Stated exercise – Format the lines from the line containing "crystal-leaf xyxy=(656,356,754,420)" through the line containing "dim-110mm-label: 110MM xyxy=(182,604,255,854)" as a JSON list of strings, one string per line, with blank lines left out.

Data section –

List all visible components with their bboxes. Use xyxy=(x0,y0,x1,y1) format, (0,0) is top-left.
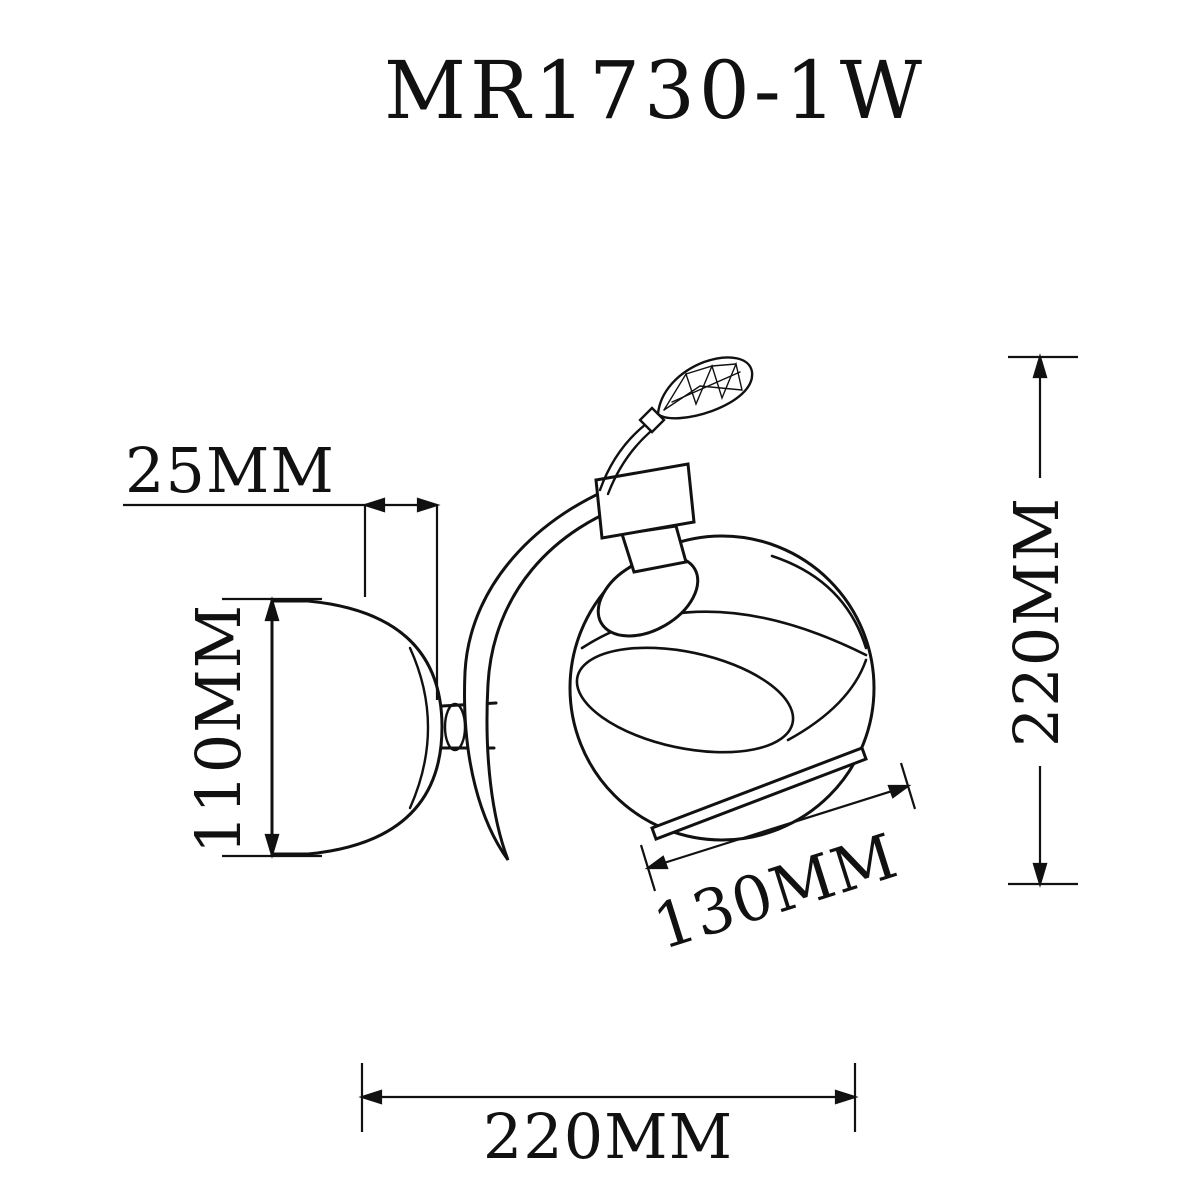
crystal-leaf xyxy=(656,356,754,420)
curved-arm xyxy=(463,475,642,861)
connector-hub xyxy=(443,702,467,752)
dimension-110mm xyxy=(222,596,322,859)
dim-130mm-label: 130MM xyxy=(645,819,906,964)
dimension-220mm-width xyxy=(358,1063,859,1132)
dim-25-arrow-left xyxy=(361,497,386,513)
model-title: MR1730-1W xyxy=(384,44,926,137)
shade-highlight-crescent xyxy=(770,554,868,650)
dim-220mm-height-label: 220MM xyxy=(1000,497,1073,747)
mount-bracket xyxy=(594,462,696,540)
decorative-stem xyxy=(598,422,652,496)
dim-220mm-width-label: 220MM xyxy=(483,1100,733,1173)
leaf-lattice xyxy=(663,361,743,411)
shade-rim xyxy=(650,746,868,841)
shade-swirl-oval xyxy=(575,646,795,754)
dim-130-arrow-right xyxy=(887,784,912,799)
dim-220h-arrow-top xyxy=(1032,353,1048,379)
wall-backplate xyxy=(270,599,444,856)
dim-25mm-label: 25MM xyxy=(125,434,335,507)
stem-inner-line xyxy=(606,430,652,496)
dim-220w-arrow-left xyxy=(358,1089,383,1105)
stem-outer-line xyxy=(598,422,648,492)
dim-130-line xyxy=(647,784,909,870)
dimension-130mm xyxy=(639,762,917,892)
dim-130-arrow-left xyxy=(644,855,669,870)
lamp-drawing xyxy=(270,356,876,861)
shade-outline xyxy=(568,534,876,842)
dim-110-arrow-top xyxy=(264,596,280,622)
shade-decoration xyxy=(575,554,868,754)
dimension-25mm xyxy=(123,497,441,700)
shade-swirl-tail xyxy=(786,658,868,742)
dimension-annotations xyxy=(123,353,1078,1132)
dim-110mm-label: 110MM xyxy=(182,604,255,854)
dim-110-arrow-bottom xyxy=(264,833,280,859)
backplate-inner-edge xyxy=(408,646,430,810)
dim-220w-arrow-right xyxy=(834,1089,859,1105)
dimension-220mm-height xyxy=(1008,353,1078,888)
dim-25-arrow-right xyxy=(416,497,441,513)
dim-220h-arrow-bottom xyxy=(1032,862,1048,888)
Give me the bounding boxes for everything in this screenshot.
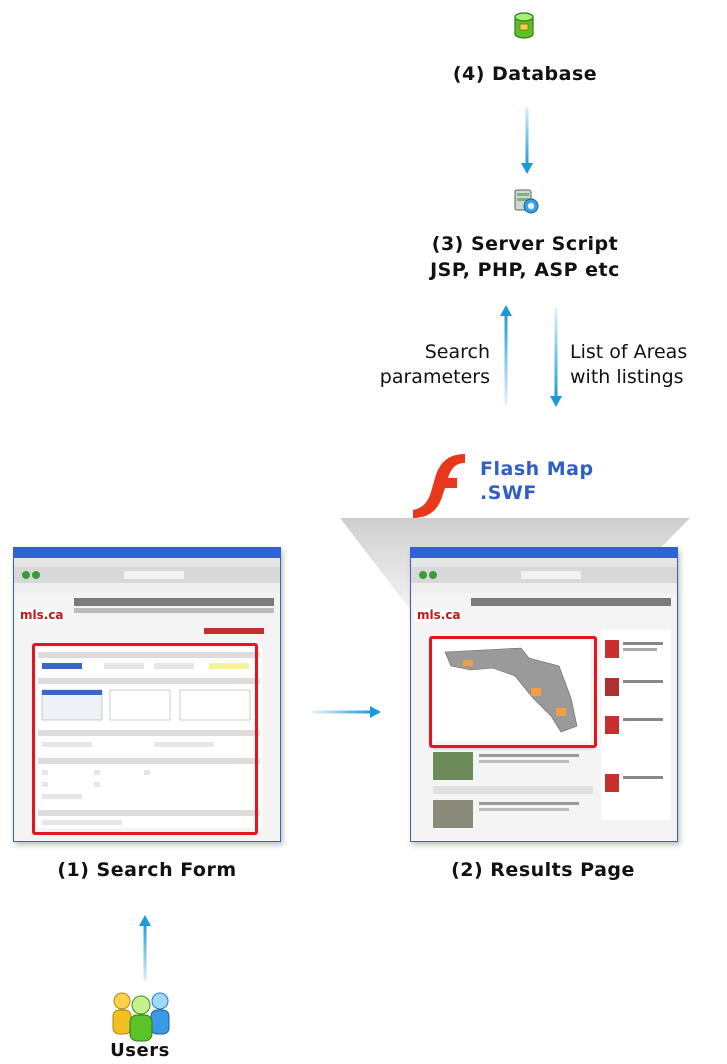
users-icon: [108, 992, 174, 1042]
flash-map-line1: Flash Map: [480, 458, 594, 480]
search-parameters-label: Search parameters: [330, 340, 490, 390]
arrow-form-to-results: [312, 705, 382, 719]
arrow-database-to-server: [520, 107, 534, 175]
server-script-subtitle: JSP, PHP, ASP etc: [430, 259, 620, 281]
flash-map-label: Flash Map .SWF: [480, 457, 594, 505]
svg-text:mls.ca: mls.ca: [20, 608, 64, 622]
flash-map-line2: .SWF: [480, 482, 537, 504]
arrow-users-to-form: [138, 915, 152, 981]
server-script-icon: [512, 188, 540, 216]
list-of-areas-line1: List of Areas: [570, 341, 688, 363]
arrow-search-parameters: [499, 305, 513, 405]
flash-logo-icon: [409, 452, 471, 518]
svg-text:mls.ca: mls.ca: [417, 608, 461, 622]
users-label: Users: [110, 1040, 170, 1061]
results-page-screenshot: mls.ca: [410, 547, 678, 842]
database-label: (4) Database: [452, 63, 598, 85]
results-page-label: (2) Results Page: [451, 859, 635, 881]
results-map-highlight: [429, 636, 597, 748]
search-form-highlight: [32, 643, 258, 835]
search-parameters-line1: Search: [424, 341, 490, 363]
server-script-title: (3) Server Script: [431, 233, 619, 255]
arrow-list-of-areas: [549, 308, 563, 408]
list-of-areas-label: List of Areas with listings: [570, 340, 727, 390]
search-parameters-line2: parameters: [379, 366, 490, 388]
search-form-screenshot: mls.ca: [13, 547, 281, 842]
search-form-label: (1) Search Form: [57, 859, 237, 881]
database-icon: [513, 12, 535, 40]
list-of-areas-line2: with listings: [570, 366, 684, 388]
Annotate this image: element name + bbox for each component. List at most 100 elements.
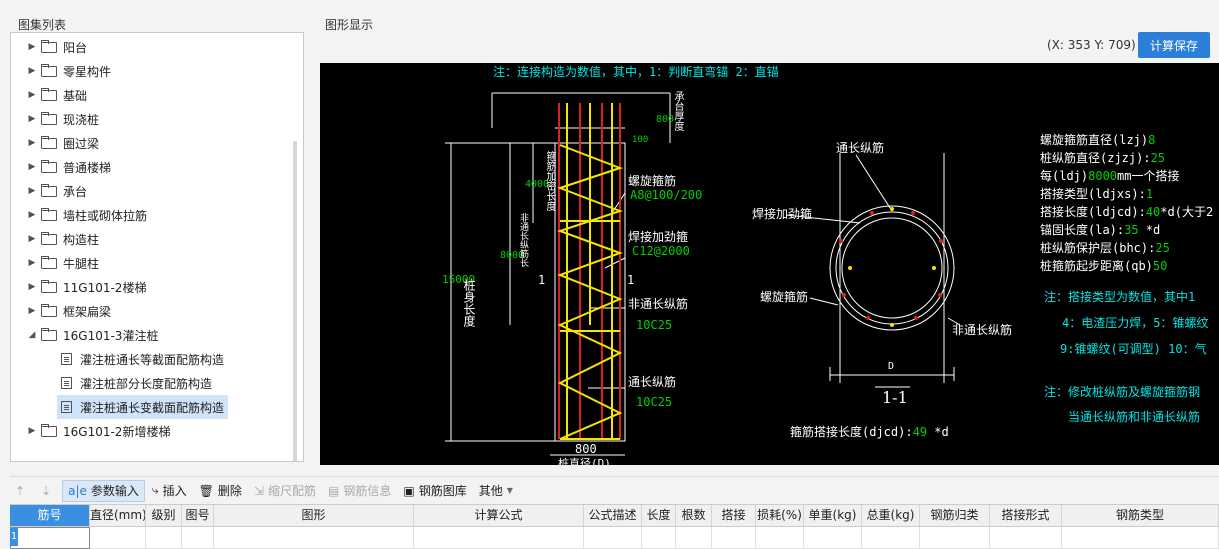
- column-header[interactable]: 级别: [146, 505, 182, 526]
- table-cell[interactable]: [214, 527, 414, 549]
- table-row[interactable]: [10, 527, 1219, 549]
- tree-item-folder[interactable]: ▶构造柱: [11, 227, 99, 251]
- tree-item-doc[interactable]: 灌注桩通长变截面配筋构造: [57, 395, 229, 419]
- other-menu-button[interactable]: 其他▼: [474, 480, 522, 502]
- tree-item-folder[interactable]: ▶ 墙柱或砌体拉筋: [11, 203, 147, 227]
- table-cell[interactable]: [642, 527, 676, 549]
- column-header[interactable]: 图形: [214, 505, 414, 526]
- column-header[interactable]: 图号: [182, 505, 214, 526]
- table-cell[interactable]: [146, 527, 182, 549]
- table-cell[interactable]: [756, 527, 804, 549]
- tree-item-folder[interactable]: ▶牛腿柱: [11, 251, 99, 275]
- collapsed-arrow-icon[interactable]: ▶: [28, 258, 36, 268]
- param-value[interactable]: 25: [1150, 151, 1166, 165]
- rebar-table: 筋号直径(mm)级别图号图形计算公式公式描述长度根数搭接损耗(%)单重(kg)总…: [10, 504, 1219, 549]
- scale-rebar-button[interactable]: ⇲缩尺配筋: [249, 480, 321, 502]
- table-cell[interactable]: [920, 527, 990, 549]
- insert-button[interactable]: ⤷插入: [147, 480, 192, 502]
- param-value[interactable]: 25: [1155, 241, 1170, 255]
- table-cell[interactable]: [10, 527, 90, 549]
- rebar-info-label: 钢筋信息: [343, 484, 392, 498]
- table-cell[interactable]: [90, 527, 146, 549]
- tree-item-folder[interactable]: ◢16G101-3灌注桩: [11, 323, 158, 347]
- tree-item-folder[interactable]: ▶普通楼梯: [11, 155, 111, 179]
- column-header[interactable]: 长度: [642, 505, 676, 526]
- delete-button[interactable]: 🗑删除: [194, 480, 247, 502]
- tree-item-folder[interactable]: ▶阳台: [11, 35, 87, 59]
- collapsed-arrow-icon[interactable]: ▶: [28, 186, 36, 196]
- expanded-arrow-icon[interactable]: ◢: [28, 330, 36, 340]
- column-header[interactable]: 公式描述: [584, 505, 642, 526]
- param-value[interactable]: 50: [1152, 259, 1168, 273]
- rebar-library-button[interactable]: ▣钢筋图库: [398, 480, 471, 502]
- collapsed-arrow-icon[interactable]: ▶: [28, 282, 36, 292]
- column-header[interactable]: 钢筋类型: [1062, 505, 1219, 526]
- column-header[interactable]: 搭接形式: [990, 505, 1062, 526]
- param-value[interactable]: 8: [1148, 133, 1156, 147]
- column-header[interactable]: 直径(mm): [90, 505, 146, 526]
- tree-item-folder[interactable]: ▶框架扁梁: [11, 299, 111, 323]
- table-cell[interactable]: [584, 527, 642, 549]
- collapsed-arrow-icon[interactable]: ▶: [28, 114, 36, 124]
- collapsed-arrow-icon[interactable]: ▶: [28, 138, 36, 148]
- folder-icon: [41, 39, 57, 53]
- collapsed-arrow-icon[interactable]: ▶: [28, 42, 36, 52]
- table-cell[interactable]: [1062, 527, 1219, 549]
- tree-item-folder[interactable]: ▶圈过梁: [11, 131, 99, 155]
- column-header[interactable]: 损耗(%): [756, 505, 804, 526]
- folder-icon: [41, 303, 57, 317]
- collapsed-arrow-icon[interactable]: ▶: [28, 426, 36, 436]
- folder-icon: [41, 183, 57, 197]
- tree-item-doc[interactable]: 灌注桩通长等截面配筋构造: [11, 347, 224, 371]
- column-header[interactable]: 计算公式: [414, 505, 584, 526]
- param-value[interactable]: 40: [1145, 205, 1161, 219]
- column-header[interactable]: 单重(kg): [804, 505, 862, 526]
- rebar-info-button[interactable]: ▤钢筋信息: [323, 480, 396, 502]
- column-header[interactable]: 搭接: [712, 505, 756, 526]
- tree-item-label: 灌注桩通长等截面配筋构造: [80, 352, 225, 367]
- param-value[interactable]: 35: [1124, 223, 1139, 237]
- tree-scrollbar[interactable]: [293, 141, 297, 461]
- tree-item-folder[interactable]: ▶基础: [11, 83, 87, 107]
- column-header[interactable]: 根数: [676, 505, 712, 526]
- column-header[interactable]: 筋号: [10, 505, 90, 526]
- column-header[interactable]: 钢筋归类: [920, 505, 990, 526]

Written response –
[
  "crystal-leaf xyxy=(656,356,754,420)",
  "curved-arm xyxy=(463,475,642,861)",
  "connector-hub xyxy=(443,702,467,752)",
  "dimension-110mm xyxy=(222,596,322,859)",
  "dim-130mm-label: 130MM xyxy=(645,819,906,964)",
  "dimension-220mm-width xyxy=(358,1063,859,1132)",
  "dim-25-arrow-left xyxy=(361,497,386,513)",
  "model-title: MR1730-1W xyxy=(384,44,926,137)",
  "shade-highlight-crescent xyxy=(770,554,868,650)",
  "dim-220mm-height-label: 220MM xyxy=(1000,497,1073,747)",
  "mount-bracket xyxy=(594,462,696,540)",
  "decorative-stem xyxy=(598,422,652,496)",
  "dim-220mm-width-label: 220MM xyxy=(483,1100,733,1173)",
  "leaf-lattice xyxy=(663,361,743,411)",
  "shade-rim xyxy=(650,746,868,841)",
  "shade-swirl-oval xyxy=(575,646,795,754)",
  "dim-130-arrow-right xyxy=(887,784,912,799)",
  "dim-220h-arrow-top xyxy=(1032,353,1048,379)",
  "wall-backplate xyxy=(270,599,444,856)",
  "dim-25mm-label: 25MM xyxy=(125,434,335,507)",
  "stem-inner-line xyxy=(606,430,652,496)",
  "dim-220w-arrow-left xyxy=(358,1089,383,1105)",
  "stem-outer-line xyxy=(598,422,648,492)",
  "dim-130-line xyxy=(647,784,909,870)",
  "dimension-130mm xyxy=(639,762,917,892)",
  "dim-130-arrow-left xyxy=(644,855,669,870)",
  "lamp-drawing xyxy=(270,356,876,861)",
  "shade-outline xyxy=(568,534,876,842)",
  "dim-110-arrow-top xyxy=(264,596,280,622)",
  "shade-decoration xyxy=(575,554,868,754)",
  "dimension-25mm xyxy=(123,497,441,700)",
  "shade-swirl-tail xyxy=(786,658,868,742)",
  "dimension-annotations xyxy=(123,353,1078,1132)",
  "dim-110mm-label: 110MM xyxy=(182,604,255,854)"
]